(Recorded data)
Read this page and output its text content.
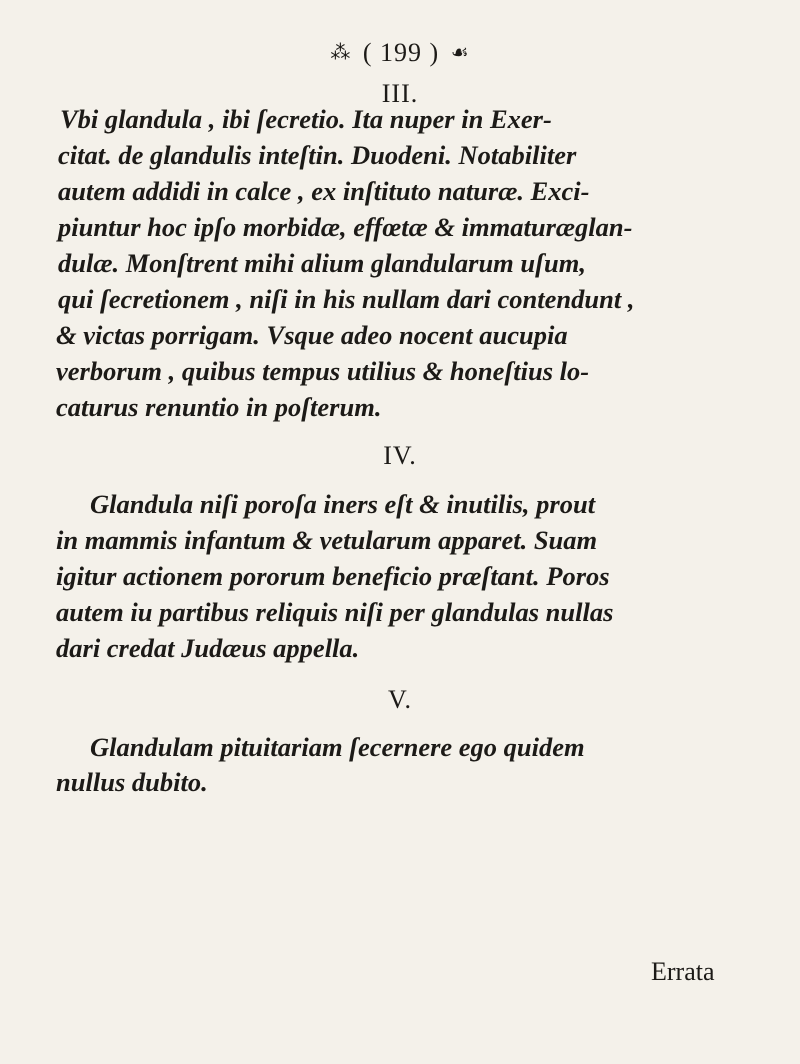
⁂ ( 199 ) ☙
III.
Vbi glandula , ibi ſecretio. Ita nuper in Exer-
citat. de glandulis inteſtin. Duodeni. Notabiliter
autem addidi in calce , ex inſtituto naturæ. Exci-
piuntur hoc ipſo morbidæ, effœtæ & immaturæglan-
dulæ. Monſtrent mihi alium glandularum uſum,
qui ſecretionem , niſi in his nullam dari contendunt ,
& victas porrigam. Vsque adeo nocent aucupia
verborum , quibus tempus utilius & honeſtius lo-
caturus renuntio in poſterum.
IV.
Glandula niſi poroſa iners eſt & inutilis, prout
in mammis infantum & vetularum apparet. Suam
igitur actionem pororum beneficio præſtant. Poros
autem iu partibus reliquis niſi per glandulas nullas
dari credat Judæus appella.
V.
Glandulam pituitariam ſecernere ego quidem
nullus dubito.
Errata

* * *

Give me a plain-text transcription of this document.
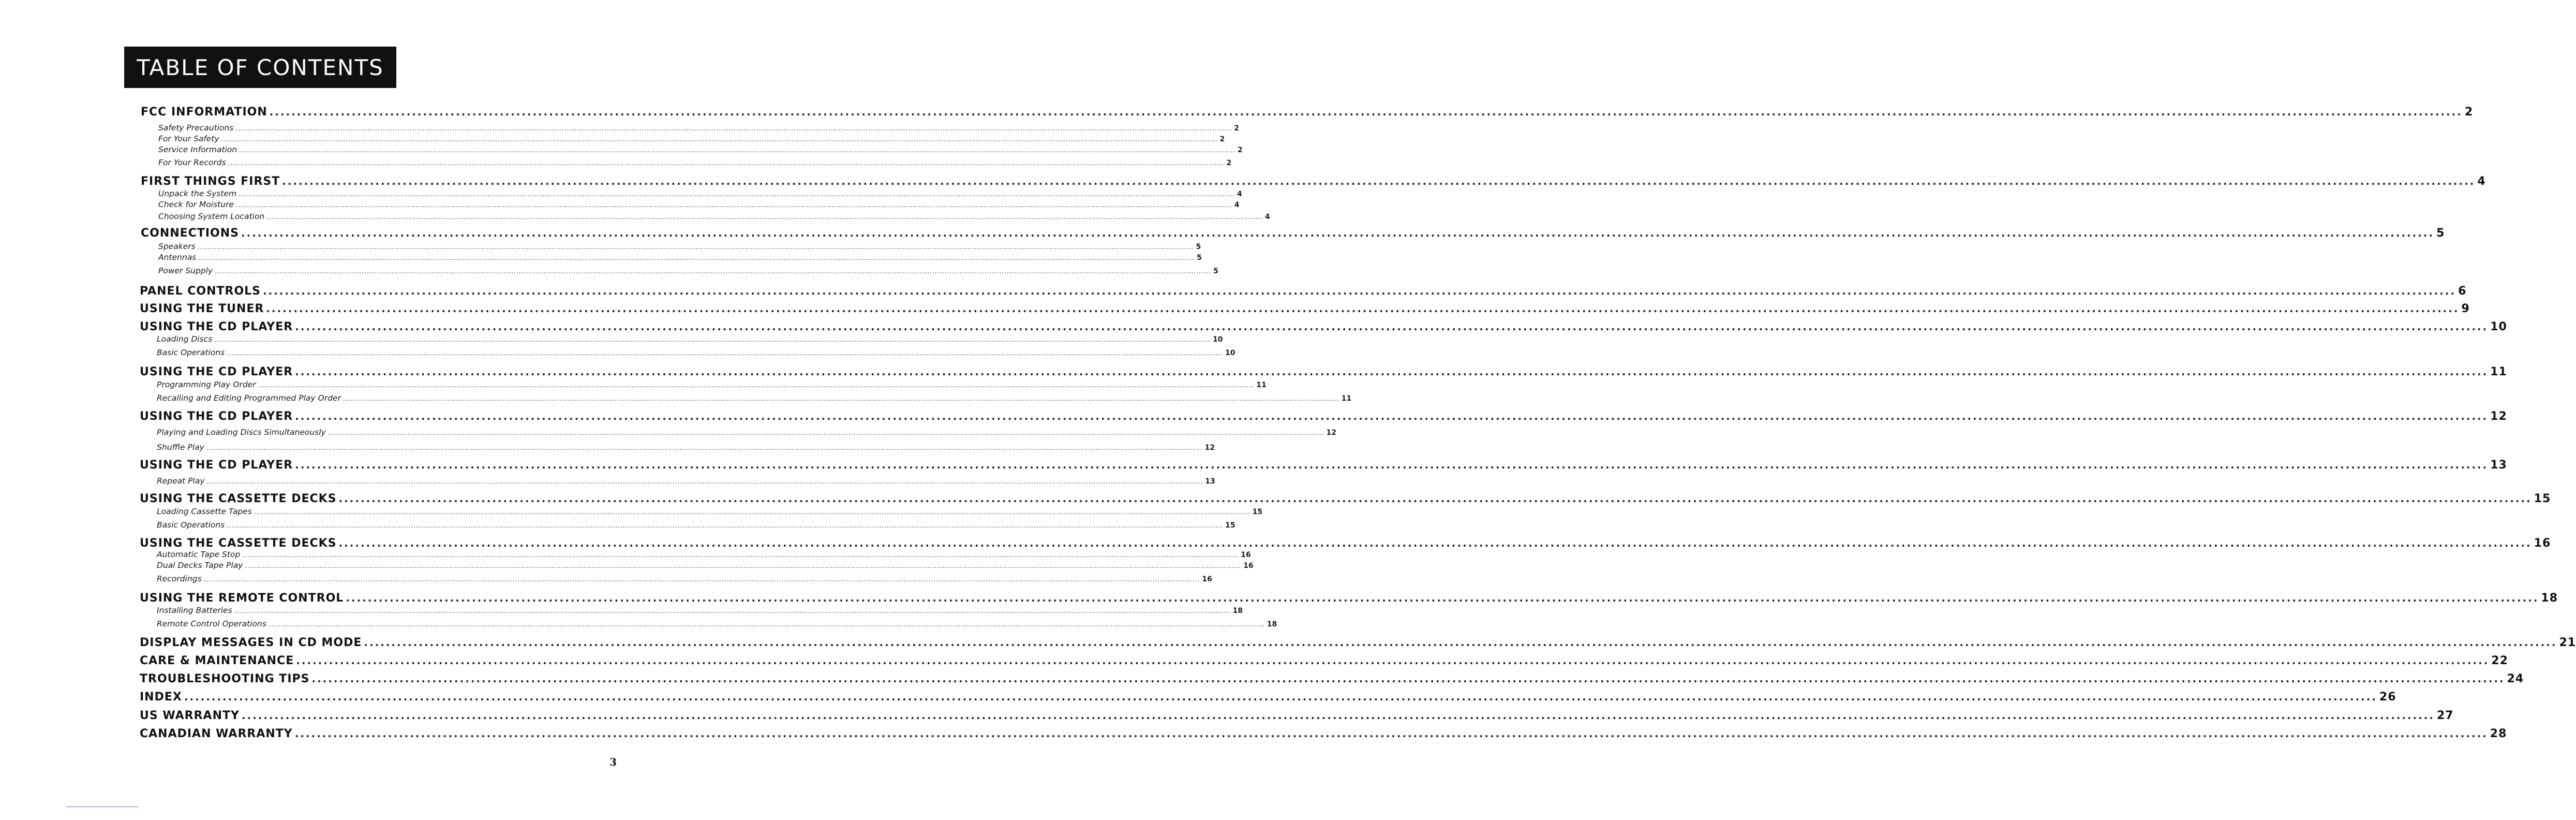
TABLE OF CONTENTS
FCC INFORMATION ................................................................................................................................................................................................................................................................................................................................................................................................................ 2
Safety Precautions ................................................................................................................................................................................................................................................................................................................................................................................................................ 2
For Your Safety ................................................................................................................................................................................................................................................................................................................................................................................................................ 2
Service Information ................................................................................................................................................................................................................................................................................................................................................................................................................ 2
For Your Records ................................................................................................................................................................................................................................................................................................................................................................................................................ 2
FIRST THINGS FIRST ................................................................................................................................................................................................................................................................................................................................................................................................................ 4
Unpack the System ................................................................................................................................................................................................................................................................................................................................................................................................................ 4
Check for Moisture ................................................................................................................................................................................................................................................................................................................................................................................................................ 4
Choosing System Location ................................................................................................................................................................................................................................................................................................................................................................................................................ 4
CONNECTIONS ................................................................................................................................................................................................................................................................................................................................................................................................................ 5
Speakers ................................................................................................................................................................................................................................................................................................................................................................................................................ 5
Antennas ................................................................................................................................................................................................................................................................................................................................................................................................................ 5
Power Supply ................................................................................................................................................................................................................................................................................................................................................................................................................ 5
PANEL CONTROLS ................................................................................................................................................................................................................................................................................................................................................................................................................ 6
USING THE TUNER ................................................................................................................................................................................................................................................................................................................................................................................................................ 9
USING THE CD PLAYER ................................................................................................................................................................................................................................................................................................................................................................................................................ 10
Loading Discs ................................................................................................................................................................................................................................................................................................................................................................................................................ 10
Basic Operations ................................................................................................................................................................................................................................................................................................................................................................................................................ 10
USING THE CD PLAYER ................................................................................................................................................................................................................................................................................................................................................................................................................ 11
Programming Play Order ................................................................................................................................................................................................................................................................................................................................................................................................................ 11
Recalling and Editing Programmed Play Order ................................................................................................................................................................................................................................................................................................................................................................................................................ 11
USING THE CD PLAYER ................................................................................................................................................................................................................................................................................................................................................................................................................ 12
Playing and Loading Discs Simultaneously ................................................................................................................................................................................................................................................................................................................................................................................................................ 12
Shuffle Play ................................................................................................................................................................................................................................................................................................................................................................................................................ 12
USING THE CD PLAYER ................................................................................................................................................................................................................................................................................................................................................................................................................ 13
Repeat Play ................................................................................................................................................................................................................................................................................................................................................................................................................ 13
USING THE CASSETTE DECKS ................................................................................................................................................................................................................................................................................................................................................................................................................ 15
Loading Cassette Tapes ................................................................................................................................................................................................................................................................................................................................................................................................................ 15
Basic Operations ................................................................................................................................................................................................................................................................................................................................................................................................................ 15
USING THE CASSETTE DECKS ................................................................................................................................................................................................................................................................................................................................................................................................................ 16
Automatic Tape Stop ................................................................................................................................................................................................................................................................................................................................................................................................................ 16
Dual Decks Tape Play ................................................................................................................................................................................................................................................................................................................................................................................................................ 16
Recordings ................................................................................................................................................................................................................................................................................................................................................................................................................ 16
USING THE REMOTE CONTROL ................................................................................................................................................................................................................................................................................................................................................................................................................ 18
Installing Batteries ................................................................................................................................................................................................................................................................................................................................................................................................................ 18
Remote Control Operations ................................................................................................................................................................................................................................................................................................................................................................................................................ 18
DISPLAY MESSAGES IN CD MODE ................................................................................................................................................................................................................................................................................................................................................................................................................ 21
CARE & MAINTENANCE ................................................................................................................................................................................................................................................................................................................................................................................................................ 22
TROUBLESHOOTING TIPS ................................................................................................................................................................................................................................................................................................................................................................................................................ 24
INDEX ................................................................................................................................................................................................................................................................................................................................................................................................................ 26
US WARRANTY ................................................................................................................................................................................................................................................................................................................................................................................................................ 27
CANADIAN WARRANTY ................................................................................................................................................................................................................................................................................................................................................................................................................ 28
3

...

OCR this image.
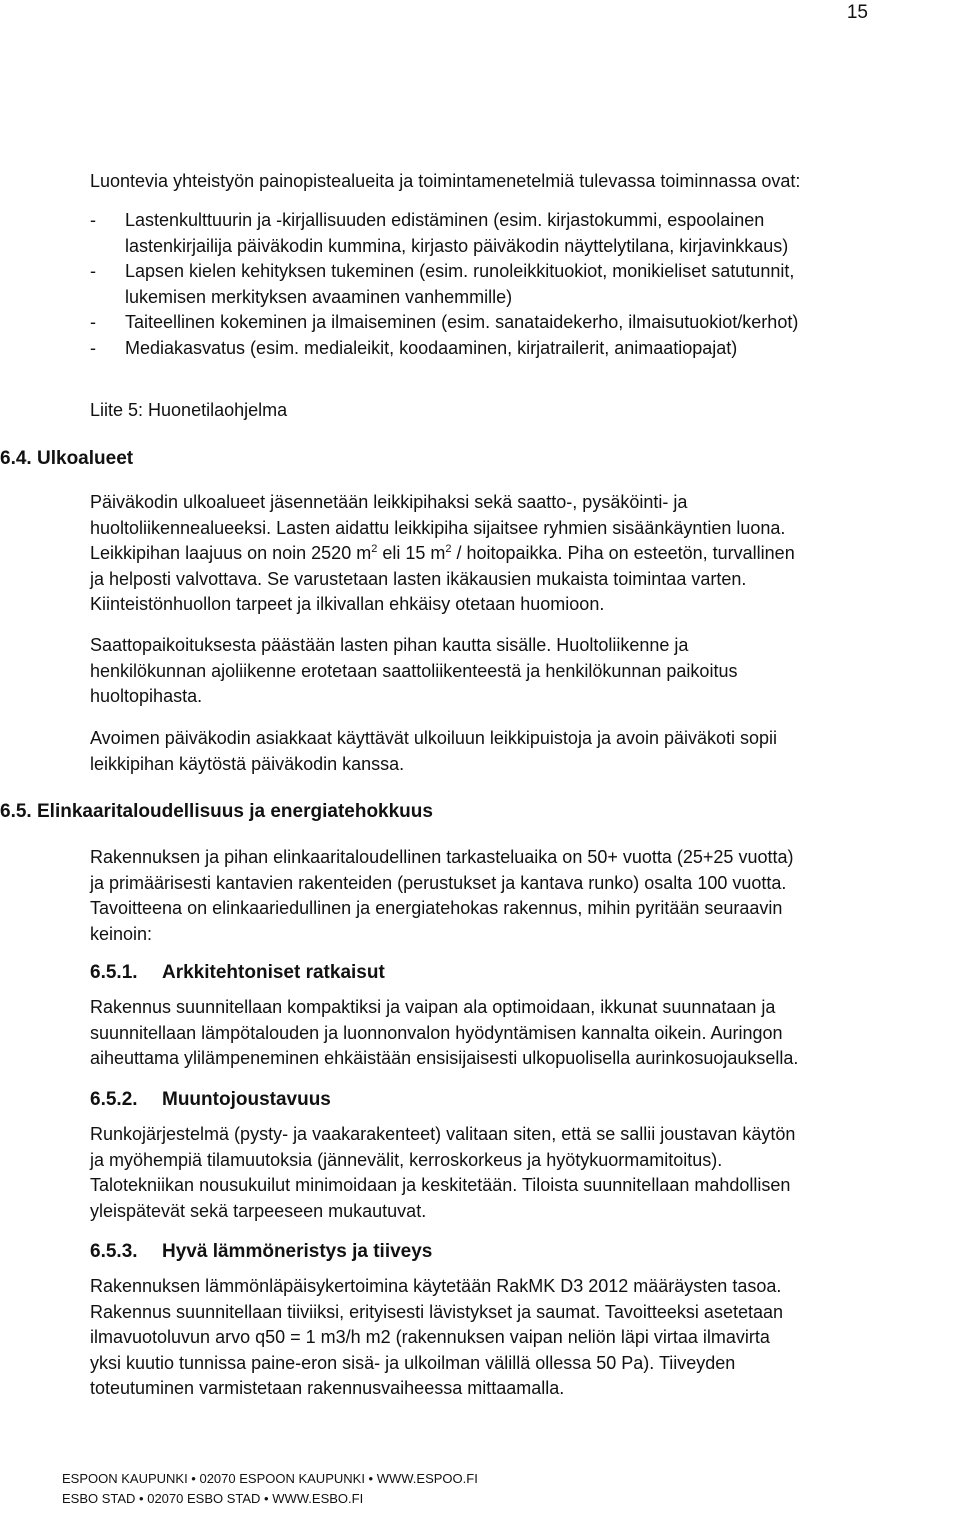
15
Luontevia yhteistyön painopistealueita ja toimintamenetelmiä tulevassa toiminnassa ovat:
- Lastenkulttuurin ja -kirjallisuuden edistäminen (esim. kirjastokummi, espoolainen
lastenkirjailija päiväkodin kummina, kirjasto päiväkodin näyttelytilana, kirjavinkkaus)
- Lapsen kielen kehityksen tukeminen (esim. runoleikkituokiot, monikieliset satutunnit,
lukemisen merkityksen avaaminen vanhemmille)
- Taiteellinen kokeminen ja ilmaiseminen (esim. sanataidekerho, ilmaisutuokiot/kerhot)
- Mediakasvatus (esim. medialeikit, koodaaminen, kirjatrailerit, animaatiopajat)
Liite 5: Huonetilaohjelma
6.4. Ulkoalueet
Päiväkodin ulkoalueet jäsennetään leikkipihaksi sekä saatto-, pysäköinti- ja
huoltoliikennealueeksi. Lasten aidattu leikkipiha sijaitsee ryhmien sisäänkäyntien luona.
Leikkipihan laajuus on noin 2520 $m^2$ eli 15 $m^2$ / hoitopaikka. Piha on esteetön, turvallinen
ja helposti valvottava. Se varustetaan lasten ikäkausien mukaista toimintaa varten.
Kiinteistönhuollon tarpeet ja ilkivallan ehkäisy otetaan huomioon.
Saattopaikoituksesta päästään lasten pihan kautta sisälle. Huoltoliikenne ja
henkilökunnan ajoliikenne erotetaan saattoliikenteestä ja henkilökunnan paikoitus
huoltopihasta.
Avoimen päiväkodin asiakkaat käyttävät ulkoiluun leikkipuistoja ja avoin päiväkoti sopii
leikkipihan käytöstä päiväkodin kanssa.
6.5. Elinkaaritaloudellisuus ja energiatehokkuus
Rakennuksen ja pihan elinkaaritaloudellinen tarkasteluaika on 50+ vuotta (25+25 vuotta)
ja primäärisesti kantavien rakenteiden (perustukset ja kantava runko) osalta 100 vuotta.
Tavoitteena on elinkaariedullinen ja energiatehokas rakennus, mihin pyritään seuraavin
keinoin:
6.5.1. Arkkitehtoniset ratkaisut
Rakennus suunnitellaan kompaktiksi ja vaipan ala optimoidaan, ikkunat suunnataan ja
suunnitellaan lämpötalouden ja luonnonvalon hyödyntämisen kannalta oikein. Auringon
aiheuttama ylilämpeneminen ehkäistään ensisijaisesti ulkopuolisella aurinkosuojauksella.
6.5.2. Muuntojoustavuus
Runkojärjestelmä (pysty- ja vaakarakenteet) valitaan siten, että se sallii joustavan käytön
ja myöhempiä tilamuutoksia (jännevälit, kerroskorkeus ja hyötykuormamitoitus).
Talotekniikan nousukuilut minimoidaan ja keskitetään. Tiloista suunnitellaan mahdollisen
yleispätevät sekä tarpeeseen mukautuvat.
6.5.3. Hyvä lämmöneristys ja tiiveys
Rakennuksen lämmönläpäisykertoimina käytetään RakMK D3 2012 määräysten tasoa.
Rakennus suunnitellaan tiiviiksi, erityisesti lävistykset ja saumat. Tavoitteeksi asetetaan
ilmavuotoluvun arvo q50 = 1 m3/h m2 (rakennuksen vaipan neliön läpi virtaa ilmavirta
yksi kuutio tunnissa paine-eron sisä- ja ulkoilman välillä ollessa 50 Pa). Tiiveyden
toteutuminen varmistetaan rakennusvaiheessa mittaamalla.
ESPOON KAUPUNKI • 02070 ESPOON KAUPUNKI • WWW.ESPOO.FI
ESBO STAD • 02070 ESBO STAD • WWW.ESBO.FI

# Aim:
Scan the records above and report how many lines include the word "sekä", without any other text.

# Exercise result:
2